» **Task requirements**: Report every line in the listing that contains the string "this".

» **Recorded data**:
━━━

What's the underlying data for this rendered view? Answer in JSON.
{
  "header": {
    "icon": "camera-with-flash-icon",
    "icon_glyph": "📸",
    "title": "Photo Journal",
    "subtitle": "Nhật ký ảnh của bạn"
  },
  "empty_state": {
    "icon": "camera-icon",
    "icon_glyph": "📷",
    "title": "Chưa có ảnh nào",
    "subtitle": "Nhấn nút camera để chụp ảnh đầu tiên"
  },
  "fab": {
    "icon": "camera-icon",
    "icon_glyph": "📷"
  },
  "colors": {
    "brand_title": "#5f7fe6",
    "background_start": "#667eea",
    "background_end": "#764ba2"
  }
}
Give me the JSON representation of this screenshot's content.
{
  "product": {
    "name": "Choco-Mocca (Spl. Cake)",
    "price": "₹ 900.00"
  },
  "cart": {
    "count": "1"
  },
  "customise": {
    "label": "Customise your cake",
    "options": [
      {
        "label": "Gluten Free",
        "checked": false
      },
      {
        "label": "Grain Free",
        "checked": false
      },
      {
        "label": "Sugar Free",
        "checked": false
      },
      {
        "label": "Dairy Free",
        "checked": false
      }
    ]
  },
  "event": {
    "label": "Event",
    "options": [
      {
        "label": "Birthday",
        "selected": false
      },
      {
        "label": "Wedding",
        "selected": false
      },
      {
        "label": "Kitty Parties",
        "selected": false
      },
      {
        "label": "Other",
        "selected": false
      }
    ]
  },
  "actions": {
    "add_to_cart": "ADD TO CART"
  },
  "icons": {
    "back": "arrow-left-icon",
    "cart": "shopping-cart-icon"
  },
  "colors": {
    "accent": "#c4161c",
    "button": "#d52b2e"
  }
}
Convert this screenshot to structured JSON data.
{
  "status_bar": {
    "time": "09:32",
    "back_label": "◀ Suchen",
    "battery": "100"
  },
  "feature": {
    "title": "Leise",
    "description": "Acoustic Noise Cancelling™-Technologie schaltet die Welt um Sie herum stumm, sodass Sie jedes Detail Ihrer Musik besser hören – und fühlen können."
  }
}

━━━

» **In response**:
What's the underlying data for this rendered view? Answer in JSON.
Give me the JSON representation of this screenshot's content.
Convert this screenshot to structured JSON data.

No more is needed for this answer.